-- begin Information supplied --
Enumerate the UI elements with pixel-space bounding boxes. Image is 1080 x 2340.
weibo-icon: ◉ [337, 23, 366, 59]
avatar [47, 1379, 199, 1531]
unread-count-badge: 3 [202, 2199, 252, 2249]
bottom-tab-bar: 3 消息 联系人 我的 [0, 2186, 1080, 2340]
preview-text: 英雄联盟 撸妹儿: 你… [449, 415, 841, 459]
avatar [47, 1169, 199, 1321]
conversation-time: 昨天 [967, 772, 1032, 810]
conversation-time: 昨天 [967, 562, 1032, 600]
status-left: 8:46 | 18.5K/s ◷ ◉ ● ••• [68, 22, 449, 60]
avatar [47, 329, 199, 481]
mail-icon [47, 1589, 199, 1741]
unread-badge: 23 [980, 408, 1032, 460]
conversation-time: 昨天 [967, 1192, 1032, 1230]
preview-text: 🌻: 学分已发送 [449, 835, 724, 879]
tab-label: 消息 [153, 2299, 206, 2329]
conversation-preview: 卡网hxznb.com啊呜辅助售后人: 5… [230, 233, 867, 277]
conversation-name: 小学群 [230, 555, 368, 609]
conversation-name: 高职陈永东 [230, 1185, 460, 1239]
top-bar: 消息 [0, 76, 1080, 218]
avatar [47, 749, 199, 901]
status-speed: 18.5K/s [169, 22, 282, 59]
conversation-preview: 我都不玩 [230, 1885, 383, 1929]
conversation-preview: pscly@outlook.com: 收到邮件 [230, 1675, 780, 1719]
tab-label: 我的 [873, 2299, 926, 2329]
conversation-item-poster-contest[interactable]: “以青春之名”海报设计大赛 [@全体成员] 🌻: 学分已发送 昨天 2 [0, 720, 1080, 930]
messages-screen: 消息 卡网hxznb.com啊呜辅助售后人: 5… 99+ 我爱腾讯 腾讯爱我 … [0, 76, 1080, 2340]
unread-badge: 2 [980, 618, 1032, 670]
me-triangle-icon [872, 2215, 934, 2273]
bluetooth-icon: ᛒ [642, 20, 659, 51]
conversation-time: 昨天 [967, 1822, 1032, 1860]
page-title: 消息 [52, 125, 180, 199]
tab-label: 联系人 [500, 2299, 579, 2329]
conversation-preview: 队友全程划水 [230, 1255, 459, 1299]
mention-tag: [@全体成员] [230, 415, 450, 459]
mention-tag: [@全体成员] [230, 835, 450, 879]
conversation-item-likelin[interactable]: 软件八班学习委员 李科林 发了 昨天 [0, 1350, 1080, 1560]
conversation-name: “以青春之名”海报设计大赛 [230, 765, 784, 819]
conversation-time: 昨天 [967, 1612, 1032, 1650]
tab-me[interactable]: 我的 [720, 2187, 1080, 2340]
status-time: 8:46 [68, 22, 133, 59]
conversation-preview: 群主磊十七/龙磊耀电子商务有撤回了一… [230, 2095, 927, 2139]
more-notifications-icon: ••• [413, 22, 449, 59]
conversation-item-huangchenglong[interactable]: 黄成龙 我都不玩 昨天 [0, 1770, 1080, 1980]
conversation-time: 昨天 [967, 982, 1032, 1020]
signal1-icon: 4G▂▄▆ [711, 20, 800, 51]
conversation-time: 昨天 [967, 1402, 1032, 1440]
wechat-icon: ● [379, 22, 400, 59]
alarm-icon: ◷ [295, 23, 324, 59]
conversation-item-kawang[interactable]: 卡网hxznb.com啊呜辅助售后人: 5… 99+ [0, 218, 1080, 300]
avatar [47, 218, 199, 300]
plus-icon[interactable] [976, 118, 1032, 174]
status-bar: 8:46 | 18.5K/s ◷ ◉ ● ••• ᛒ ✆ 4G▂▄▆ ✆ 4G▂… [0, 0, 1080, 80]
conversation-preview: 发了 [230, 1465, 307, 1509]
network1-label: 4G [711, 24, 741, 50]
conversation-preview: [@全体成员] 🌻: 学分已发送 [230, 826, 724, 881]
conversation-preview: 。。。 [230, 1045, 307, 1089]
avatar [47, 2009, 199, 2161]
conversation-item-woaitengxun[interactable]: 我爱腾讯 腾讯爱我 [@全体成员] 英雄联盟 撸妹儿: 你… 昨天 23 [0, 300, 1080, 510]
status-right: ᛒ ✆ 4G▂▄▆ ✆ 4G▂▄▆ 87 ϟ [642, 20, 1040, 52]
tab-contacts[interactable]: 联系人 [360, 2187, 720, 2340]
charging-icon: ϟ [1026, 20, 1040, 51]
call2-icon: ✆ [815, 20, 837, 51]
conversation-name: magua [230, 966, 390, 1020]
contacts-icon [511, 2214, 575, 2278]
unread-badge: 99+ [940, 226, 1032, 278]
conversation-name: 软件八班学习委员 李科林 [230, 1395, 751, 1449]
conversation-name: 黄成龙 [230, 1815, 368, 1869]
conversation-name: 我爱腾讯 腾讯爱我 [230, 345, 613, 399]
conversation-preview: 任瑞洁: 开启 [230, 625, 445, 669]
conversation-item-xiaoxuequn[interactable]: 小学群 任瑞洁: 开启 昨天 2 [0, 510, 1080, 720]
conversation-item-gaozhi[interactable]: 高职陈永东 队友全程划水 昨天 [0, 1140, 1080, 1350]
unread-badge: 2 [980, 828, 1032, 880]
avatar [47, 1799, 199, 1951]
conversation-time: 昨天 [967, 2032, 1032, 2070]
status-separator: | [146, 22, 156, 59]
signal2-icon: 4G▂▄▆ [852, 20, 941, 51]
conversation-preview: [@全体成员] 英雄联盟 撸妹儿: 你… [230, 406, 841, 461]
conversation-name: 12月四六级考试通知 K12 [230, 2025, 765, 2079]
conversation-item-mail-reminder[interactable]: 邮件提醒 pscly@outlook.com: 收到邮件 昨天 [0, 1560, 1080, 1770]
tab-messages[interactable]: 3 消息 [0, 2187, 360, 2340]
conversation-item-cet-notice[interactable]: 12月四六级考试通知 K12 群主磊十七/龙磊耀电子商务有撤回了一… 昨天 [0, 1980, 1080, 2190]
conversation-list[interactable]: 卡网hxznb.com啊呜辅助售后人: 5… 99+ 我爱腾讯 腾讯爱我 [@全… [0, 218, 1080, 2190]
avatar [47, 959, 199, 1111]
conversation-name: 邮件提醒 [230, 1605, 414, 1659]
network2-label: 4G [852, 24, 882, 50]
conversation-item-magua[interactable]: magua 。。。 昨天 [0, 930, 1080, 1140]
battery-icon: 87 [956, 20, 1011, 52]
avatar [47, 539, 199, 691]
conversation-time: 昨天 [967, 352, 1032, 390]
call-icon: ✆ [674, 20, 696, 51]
-- end Information supplied --
Return, word for word, the lines of the listing from its first line through the line containing "conversation-time: 昨天 [967, 562, 1032, 600]".

Enumerate the UI elements with pixel-space bounding boxes. Image is 1080 x 2340.
weibo-icon: ◉ [337, 23, 366, 59]
avatar [47, 1379, 199, 1531]
unread-count-badge: 3 [202, 2199, 252, 2249]
bottom-tab-bar: 3 消息 联系人 我的 [0, 2186, 1080, 2340]
preview-text: 英雄联盟 撸妹儿: 你… [449, 415, 841, 459]
avatar [47, 1169, 199, 1321]
conversation-time: 昨天 [967, 772, 1032, 810]
conversation-time: 昨天 [967, 562, 1032, 600]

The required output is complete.